* _THE INPUT_:

+++

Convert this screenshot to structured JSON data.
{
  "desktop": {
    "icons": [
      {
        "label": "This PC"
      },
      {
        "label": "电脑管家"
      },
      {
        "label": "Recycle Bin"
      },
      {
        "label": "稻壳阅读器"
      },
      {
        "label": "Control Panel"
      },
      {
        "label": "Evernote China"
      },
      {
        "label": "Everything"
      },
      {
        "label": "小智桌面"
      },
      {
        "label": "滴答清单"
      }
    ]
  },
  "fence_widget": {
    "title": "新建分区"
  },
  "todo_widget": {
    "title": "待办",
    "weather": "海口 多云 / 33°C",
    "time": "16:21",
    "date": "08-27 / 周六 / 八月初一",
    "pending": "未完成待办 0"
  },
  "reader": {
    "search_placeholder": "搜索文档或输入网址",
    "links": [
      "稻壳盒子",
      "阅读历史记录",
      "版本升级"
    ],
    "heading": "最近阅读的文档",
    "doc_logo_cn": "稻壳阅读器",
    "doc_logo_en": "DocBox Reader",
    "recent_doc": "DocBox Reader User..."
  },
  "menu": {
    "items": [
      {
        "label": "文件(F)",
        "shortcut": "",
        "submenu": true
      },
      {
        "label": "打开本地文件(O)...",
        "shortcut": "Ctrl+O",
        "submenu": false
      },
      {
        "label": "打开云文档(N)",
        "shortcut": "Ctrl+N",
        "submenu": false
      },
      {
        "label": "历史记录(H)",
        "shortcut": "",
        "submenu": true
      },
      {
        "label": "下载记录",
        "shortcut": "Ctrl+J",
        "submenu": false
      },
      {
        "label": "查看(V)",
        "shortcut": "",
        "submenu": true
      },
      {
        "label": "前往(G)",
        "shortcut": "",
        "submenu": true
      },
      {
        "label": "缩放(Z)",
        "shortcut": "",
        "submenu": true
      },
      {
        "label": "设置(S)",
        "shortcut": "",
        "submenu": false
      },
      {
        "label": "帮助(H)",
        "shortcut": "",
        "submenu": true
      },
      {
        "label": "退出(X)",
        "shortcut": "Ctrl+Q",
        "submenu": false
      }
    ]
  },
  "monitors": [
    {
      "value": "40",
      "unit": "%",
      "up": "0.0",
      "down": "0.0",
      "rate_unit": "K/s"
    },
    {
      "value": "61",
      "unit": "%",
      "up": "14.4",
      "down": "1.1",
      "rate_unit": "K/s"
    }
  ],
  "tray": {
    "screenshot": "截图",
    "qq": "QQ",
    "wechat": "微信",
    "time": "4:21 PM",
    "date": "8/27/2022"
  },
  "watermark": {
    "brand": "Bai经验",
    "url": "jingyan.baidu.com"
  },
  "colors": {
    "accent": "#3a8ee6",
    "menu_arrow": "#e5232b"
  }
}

+++

Please reproduce the entire listing, exactly as shown.

Convert this screenshot to structured JSON data.
{
  "desktop": {
    "icons": [
      {
        "label": "This PC"
      },
      {
        "label": "电脑管家"
      },
      {
        "label": "Recycle Bin"
      },
      {
        "label": "稻壳阅读器"
      },
      {
        "label": "Control Panel"
      },
      {
        "label": "Evernote China"
      },
      {
        "label": "Everything"
      },
      {
        "label": "小智桌面"
      },
      {
        "label": "滴答清单"
      }
    ]
  },
  "fence_widget": {
    "title": "新建分区"
  },
  "todo_widget": {
    "title": "待办",
    "weather": "海口 多云 / 33°C",
    "time": "16:21",
    "date": "08-27 / 周六 / 八月初一",
    "pending": "未完成待办 0"
  },
  "reader": {
    "search_placeholder": "搜索文档或输入网址",
    "links": [
      "稻壳盒子",
      "阅读历史记录",
      "版本升级"
    ],
    "heading": "最近阅读的文档",
    "doc_logo_cn": "稻壳阅读器",
    "doc_logo_en": "DocBox Reader",
    "recent_doc": "DocBox Reader User..."
  },
  "menu": {
    "items": [
      {
        "label": "文件(F)",
        "shortcut": "",
        "submenu": true
      },
      {
        "label": "打开本地文件(O)...",
        "shortcut": "Ctrl+O",
        "submenu": false
      },
      {
        "label": "打开云文档(N)",
        "shortcut": "Ctrl+N",
        "submenu": false
      },
      {
        "label": "历史记录(H)",
        "shortcut": "",
        "submenu": true
      },
      {
        "label": "下载记录",
        "shortcut": "Ctrl+J",
        "submenu": false
      },
      {
        "label": "查看(V)",
        "shortcut": "",
        "submenu": true
      },
      {
        "label": "前往(G)",
        "shortcut": "",
        "submenu": true
      },
      {
        "label": "缩放(Z)",
        "shortcut": "",
        "submenu": true
      },
      {
        "label": "设置(S)",
        "shortcut": "",
        "submenu": false
      },
      {
        "label": "帮助(H)",
        "shortcut": "",
        "submenu": true
      },
      {
        "label": "退出(X)",
        "shortcut": "Ctrl+Q",
        "submenu": false
      }
    ]
  },
  "monitors": [
    {
      "value": "40",
      "unit": "%",
      "up": "0.0",
      "down": "0.0",
      "rate_unit": "K/s"
    },
    {
      "value": "61",
      "unit": "%",
      "up": "14.4",
      "down": "1.1",
      "rate_unit": "K/s"
    }
  ],
  "tray": {
    "screenshot": "截图",
    "qq": "QQ",
    "wechat": "微信",
    "time": "4:21 PM",
    "date": "8/27/2022"
  },
  "watermark": {
    "brand": "Bai经验",
    "url": "jingyan.baidu.com"
  },
  "colors": {
    "accent": "#3a8ee6",
    "menu_arrow": "#e5232b"
  }
}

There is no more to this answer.